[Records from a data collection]
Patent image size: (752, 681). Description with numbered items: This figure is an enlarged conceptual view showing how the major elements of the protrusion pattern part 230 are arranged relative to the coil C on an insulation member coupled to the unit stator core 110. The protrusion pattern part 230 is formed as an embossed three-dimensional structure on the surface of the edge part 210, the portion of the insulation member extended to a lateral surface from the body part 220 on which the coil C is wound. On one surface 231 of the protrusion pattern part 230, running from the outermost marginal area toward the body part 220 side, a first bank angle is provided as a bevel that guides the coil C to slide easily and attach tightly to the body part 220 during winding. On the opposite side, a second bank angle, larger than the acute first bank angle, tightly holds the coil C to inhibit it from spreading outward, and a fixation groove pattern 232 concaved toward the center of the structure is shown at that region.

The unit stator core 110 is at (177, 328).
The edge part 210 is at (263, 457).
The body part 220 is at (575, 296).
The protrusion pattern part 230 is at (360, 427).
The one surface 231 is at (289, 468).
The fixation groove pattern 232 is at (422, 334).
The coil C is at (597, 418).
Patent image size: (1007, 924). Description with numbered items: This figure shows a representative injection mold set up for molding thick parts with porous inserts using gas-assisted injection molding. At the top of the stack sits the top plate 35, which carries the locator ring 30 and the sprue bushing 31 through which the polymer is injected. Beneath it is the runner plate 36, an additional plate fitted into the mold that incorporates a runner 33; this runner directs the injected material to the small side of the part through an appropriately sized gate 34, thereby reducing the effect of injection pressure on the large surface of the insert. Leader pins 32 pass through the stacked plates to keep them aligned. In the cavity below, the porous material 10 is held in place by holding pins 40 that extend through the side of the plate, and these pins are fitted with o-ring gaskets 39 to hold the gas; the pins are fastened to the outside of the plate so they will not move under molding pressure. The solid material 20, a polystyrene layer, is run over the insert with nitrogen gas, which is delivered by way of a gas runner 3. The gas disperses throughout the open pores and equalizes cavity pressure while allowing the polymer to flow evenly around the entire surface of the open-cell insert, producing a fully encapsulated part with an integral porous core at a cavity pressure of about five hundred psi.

• **TASK GOAL**
Which rows run from the start of the rows up to and including the row with "The coil C is at (597, 418)."? Give those rows again with "enlarged conceptual view" replaced by "magnified conceptual view", leaving everything else unchanged.

• **SOLUTION**
Patent image size: (752, 681). Description with numbered items: This figure is an magnified conceptual view showing how the major elements of the protrusion pattern part 230 are arranged relative to the coil C on an insulation member coupled to the unit stator core 110. The protrusion pattern part 230 is formed as an embossed three-dimensional structure on the surface of the edge part 210, the portion of the insulation member extended to a lateral surface from the body part 220 on which the coil C is wound. On one surface 231 of the protrusion pattern part 230, running from the outermost marginal area toward the body part 220 side, a first bank angle is provided as a bevel that guides the coil C to slide easily and attach tightly to the body part 220 during winding. On the opposite side, a second bank angle, larger than the acute first bank angle, tightly holds the coil C to inhibit it from spreading outward, and a fixation groove pattern 232 concaved toward the center of the structure is shown at that region.

The unit stator core 110 is at (177, 328).
The edge part 210 is at (263, 457).
The body part 220 is at (575, 296).
The protrusion pattern part 230 is at (360, 427).
The one surface 231 is at (289, 468).
The fixation groove pattern 232 is at (422, 334).
The coil C is at (597, 418).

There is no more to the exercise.